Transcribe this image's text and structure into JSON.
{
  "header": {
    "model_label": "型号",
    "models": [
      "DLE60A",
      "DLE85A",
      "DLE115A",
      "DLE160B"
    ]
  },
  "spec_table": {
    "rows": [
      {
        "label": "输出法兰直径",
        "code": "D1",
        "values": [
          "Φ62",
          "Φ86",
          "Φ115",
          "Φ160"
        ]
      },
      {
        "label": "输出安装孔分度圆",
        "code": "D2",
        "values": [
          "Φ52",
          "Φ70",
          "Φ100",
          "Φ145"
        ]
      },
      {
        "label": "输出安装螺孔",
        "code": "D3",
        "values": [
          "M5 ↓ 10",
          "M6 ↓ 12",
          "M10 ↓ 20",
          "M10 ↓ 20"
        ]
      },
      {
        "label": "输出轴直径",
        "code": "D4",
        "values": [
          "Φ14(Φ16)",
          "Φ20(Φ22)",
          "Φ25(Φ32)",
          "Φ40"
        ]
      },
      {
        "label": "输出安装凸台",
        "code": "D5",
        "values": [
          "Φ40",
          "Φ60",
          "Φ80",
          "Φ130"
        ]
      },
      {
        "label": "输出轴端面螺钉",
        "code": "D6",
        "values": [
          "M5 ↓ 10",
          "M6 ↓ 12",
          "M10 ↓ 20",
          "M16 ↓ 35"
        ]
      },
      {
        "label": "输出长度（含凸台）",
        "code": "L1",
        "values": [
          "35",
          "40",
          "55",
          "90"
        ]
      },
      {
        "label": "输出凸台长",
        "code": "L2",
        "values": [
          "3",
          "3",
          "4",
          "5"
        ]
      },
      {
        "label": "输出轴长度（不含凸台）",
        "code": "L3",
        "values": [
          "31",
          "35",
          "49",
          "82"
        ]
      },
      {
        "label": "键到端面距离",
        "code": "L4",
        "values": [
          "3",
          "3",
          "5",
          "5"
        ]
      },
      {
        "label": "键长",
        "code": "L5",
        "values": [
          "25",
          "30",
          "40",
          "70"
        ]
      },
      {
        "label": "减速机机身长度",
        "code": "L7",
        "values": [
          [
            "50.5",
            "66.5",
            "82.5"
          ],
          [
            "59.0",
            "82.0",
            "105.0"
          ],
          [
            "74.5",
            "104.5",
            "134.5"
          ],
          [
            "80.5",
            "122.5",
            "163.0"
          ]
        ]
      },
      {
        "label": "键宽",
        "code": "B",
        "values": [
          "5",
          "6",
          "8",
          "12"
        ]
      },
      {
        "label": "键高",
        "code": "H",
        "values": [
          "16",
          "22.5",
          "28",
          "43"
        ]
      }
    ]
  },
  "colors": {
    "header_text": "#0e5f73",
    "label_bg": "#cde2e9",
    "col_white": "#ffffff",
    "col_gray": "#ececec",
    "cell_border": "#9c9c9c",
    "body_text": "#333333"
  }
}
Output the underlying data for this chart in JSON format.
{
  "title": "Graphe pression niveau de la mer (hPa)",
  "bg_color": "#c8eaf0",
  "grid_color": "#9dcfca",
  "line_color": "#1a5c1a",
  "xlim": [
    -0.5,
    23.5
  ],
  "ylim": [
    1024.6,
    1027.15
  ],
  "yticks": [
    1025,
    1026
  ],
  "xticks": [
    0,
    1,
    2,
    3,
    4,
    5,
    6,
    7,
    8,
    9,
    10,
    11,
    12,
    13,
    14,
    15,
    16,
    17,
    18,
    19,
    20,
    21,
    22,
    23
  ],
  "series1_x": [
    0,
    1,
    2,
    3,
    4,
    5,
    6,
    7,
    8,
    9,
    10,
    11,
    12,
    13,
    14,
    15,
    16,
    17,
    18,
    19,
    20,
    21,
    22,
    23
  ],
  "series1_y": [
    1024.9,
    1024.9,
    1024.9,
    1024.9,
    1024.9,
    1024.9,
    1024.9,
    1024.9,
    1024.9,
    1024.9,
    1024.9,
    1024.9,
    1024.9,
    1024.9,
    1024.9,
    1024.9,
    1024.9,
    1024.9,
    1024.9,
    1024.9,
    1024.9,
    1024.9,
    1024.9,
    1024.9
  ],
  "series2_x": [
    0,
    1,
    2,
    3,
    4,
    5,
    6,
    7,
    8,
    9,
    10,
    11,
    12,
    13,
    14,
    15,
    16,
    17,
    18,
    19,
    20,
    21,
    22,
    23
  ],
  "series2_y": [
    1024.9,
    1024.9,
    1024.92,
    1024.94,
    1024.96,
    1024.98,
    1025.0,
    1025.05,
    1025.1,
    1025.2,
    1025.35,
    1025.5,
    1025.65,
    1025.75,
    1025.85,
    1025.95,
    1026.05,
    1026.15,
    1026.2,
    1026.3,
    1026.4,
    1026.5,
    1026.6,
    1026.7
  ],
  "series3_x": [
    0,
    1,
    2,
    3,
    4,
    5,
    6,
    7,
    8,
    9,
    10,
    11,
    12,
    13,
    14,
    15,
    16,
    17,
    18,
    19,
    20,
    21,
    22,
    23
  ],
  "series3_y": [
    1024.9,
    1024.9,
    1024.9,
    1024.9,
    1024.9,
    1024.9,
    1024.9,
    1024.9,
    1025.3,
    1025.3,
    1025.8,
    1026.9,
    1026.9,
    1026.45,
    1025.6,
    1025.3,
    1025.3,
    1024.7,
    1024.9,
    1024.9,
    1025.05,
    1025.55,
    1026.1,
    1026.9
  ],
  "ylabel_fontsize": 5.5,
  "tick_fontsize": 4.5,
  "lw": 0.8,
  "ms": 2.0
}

**SHORT PROBLEM**
The full set of records should be duplicated exactly.

**ANSWER TO THE TASK**
Transcribe this image's text and structure into JSON.
{
  "header": {
    "model_label": "型号",
    "models": [
      "DLE60A",
      "DLE85A",
      "DLE115A",
      "DLE160B"
    ]
  },
  "spec_table": {
    "rows": [
      {
        "label": "输出法兰直径",
        "code": "D1",
        "values": [
          "Φ62",
          "Φ86",
          "Φ115",
          "Φ160"
        ]
      },
      {
        "label": "输出安装孔分度圆",
        "code": "D2",
        "values": [
          "Φ52",
          "Φ70",
          "Φ100",
          "Φ145"
        ]
      },
      {
        "label": "输出安装螺孔",
        "code": "D3",
        "values": [
          "M5 ↓ 10",
          "M6 ↓ 12",
          "M10 ↓ 20",
          "M10 ↓ 20"
        ]
      },
      {
        "label": "输出轴直径",
        "code": "D4",
        "values": [
          "Φ14(Φ16)",
          "Φ20(Φ22)",
          "Φ25(Φ32)",
          "Φ40"
        ]
      },
      {
        "label": "输出安装凸台",
        "code": "D5",
        "values": [
          "Φ40",
          "Φ60",
          "Φ80",
          "Φ130"
        ]
      },
      {
        "label": "输出轴端面螺钉",
        "code": "D6",
        "values": [
          "M5 ↓ 10",
          "M6 ↓ 12",
          "M10 ↓ 20",
          "M16 ↓ 35"
        ]
      },
      {
        "label": "输出长度（含凸台）",
        "code": "L1",
        "values": [
          "35",
          "40",
          "55",
          "90"
        ]
      },
      {
        "label": "输出凸台长",
        "code": "L2",
        "values": [
          "3",
          "3",
          "4",
          "5"
        ]
      },
      {
        "label": "输出轴长度（不含凸台）",
        "code": "L3",
        "values": [
          "31",
          "35",
          "49",
          "82"
        ]
      },
      {
        "label": "键到端面距离",
        "code": "L4",
        "values": [
          "3",
          "3",
          "5",
          "5"
        ]
      },
      {
        "label": "键长",
        "code": "L5",
        "values": [
          "25",
          "30",
          "40",
          "70"
        ]
      },
      {
        "label": "减速机机身长度",
        "code": "L7",
        "values": [
          [
            "50.5",
            "66.5",
            "82.5"
          ],
          [
            "59.0",
            "82.0",
            "105.0"
          ],
          [
            "74.5",
            "104.5",
            "134.5"
          ],
          [
            "80.5",
            "122.5",
            "163.0"
          ]
        ]
      },
      {
        "label": "键宽",
        "code": "B",
        "values": [
          "5",
          "6",
          "8",
          "12"
        ]
      },
      {
        "label": "键高",
        "code": "H",
        "values": [
          "16",
          "22.5",
          "28",
          "43"
        ]
      }
    ]
  },
  "colors": {
    "header_text": "#0e5f73",
    "label_bg": "#cde2e9",
    "col_white": "#ffffff",
    "col_gray": "#ececec",
    "cell_border": "#9c9c9c",
    "body_text": "#333333"
  }
}
Output the underlying data for this chart in JSON format.
{
  "title": "Graphe pression niveau de la mer (hPa)",
  "bg_color": "#c8eaf0",
  "grid_color": "#9dcfca",
  "line_color": "#1a5c1a",
  "xlim": [
    -0.5,
    23.5
  ],
  "ylim": [
    1024.6,
    1027.15
  ],
  "yticks": [
    1025,
    1026
  ],
  "xticks": [
    0,
    1,
    2,
    3,
    4,
    5,
    6,
    7,
    8,
    9,
    10,
    11,
    12,
    13,
    14,
    15,
    16,
    17,
    18,
    19,
    20,
    21,
    22,
    23
  ],
  "series1_x": [
    0,
    1,
    2,
    3,
    4,
    5,
    6,
    7,
    8,
    9,
    10,
    11,
    12,
    13,
    14,
    15,
    16,
    17,
    18,
    19,
    20,
    21,
    22,
    23
  ],
  "series1_y": [
    1024.9,
    1024.9,
    1024.9,
    1024.9,
    1024.9,
    1024.9,
    1024.9,
    1024.9,
    1024.9,
    1024.9,
    1024.9,
    1024.9,
    1024.9,
    1024.9,
    1024.9,
    1024.9,
    1024.9,
    1024.9,
    1024.9,
    1024.9,
    1024.9,
    1024.9,
    1024.9,
    1024.9
  ],
  "series2_x": [
    0,
    1,
    2,
    3,
    4,
    5,
    6,
    7,
    8,
    9,
    10,
    11,
    12,
    13,
    14,
    15,
    16,
    17,
    18,
    19,
    20,
    21,
    22,
    23
  ],
  "series2_y": [
    1024.9,
    1024.9,
    1024.92,
    1024.94,
    1024.96,
    1024.98,
    1025.0,
    1025.05,
    1025.1,
    1025.2,
    1025.35,
    1025.5,
    1025.65,
    1025.75,
    1025.85,
    1025.95,
    1026.05,
    1026.15,
    1026.2,
    1026.3,
    1026.4,
    1026.5,
    1026.6,
    1026.7
  ],
  "series3_x": [
    0,
    1,
    2,
    3,
    4,
    5,
    6,
    7,
    8,
    9,
    10,
    11,
    12,
    13,
    14,
    15,
    16,
    17,
    18,
    19,
    20,
    21,
    22,
    23
  ],
  "series3_y": [
    1024.9,
    1024.9,
    1024.9,
    1024.9,
    1024.9,
    1024.9,
    1024.9,
    1024.9,
    1025.3,
    1025.3,
    1025.8,
    1026.9,
    1026.9,
    1026.45,
    1025.6,
    1025.3,
    1025.3,
    1024.7,
    1024.9,
    1024.9,
    1025.05,
    1025.55,
    1026.1,
    1026.9
  ],
  "ylabel_fontsize": 5.5,
  "tick_fontsize": 4.5,
  "lw": 0.8,
  "ms": 2.0
}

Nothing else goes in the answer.